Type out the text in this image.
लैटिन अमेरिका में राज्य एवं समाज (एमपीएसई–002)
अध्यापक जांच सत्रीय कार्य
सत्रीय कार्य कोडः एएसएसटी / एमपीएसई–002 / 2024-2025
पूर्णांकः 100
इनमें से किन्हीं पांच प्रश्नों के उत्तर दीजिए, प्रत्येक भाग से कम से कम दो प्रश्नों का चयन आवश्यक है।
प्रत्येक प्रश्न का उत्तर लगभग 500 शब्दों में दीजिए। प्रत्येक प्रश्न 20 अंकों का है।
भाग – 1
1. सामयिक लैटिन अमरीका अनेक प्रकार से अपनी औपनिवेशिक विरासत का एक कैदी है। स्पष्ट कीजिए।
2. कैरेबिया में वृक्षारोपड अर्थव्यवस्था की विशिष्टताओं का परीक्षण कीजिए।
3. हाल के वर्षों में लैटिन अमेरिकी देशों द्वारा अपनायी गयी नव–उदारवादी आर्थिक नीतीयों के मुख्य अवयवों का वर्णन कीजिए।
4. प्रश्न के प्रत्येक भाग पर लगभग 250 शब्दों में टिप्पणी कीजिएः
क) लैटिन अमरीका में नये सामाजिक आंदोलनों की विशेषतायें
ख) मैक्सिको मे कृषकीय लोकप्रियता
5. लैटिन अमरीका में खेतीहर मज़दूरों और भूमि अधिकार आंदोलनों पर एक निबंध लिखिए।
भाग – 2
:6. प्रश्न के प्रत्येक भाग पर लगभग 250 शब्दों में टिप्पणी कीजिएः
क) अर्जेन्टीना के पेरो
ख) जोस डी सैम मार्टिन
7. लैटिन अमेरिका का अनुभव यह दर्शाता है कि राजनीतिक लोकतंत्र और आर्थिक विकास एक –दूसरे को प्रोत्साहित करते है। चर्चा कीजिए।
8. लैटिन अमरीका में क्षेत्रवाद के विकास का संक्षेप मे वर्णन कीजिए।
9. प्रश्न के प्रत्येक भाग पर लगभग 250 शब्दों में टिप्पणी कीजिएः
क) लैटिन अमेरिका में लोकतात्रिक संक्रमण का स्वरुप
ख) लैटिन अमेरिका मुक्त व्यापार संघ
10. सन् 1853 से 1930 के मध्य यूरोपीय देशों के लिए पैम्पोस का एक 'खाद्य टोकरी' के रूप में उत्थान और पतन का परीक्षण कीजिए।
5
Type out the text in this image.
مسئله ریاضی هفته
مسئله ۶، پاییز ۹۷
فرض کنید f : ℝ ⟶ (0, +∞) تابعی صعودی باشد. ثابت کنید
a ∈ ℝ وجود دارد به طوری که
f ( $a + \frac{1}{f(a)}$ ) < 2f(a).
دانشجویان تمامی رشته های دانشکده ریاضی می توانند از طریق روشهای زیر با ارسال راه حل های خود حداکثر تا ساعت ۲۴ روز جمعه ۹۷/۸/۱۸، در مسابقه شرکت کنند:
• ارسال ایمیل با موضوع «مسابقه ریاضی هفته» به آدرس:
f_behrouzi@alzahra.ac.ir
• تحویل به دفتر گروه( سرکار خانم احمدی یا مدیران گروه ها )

PROBLEM REQUIREMENTS:
Print the records once more, exactly as they were given.

ANSWER FOR THE TASK:
Type out the text in this image.
लैटिन अमेरिका में राज्य एवं समाज (एमपीएसई–002)
अध्यापक जांच सत्रीय कार्य
सत्रीय कार्य कोडः एएसएसटी / एमपीएसई–002 / 2024-2025
पूर्णांकः 100
इनमें से किन्हीं पांच प्रश्नों के उत्तर दीजिए, प्रत्येक भाग से कम से कम दो प्रश्नों का चयन आवश्यक है।
प्रत्येक प्रश्न का उत्तर लगभग 500 शब्दों में दीजिए। प्रत्येक प्रश्न 20 अंकों का है।
भाग – 1
1. सामयिक लैटिन अमरीका अनेक प्रकार से अपनी औपनिवेशिक विरासत का एक कैदी है। स्पष्ट कीजिए।
2. कैरेबिया में वृक्षारोपड अर्थव्यवस्था की विशिष्टताओं का परीक्षण कीजिए।
3. हाल के वर्षों में लैटिन अमेरिकी देशों द्वारा अपनायी गयी नव–उदारवादी आर्थिक नीतीयों के मुख्य अवयवों का वर्णन कीजिए।
4. प्रश्न के प्रत्येक भाग पर लगभग 250 शब्दों में टिप्पणी कीजिएः
क) लैटिन अमरीका में नये सामाजिक आंदोलनों की विशेषतायें
ख) मैक्सिको मे कृषकीय लोकप्रियता
5. लैटिन अमरीका में खेतीहर मज़दूरों और भूमि अधिकार आंदोलनों पर एक निबंध लिखिए।
भाग – 2
:6. प्रश्न के प्रत्येक भाग पर लगभग 250 शब्दों में टिप्पणी कीजिएः
क) अर्जेन्टीना के पेरो
ख) जोस डी सैम मार्टिन
7. लैटिन अमेरिका का अनुभव यह दर्शाता है कि राजनीतिक लोकतंत्र और आर्थिक विकास एक –दूसरे को प्रोत्साहित करते है। चर्चा कीजिए।
8. लैटिन अमरीका में क्षेत्रवाद के विकास का संक्षेप मे वर्णन कीजिए।
9. प्रश्न के प्रत्येक भाग पर लगभग 250 शब्दों में टिप्पणी कीजिएः
क) लैटिन अमेरिका में लोकतात्रिक संक्रमण का स्वरुप
ख) लैटिन अमेरिका मुक्त व्यापार संघ
10. सन् 1853 से 1930 के मध्य यूरोपीय देशों के लिए पैम्पोस का एक 'खाद्य टोकरी' के रूप में उत्थान और पतन का परीक्षण कीजिए।
5
Type out the text in this image.
مسئله ریاضی هفته
مسئله ۶، پاییز ۹۷
فرض کنید f : ℝ ⟶ (0, +∞) تابعی صعودی باشد. ثابت کنید
a ∈ ℝ وجود دارد به طوری که
f ( $a + \frac{1}{f(a)}$ ) < 2f(a).
دانشجویان تمامی رشته های دانشکده ریاضی می توانند از طریق روشهای زیر با ارسال راه حل های خود حداکثر تا ساعت ۲۴ روز جمعه ۹۷/۸/۱۸، در مسابقه شرکت کنند:
• ارسال ایمیل با موضوع «مسابقه ریاضی هفته» به آدرس:
f_behrouzi@alzahra.ac.ir
• تحویل به دفتر گروه( سرکار خانم احمدی یا مدیران گروه ها )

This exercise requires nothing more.